Without altering anything, repeat each of the records.

[Figure contents as structured data]

_____

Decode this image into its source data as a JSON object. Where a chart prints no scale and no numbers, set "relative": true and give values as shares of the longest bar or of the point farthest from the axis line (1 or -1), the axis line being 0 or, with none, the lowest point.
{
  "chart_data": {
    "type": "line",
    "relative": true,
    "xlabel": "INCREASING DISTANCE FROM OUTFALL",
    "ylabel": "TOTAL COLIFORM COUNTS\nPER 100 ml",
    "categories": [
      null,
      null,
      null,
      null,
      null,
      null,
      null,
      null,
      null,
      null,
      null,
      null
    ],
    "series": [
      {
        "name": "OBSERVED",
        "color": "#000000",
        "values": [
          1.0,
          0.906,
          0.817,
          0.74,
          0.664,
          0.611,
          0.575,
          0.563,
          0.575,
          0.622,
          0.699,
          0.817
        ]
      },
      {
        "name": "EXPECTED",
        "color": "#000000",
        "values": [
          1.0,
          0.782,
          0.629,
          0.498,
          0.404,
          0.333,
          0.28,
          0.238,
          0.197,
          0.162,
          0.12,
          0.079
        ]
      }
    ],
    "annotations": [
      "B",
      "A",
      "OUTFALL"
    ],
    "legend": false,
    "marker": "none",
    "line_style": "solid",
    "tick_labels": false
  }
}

_____

**Full solution**
Decode this image into its source data as a JSON object. Where a chart prints no scale and no numbers, set "relative": true and give values as shares of the longest bar or of the point farthest from the axis line (1 or -1), the axis line being 0 or, with none, the lowest point.
{
  "chart_data": {
    "type": "line",
    "relative": true,
    "xlabel": "INCREASING DISTANCE FROM OUTFALL",
    "ylabel": "TOTAL COLIFORM COUNTS\nPER 100 ml",
    "categories": [
      null,
      null,
      null,
      null,
      null,
      null,
      null,
      null,
      null,
      null,
      null,
      null
    ],
    "series": [
      {
        "name": "OBSERVED",
        "color": "#000000",
        "values": [
          1.0,
          0.906,
          0.817,
          0.74,
          0.664,
          0.611,
          0.575,
          0.563,
          0.575,
          0.622,
          0.699,
          0.817
        ]
      },
      {
        "name": "EXPECTED",
        "color": "#000000",
        "values": [
          1.0,
          0.782,
          0.629,
          0.498,
          0.404,
          0.333,
          0.28,
          0.238,
          0.197,
          0.162,
          0.12,
          0.079
        ]
      }
    ],
    "annotations": [
      "B",
      "A",
      "OUTFALL"
    ],
    "legend": false,
    "marker": "none",
    "line_style": "solid",
    "tick_labels": false
  }
}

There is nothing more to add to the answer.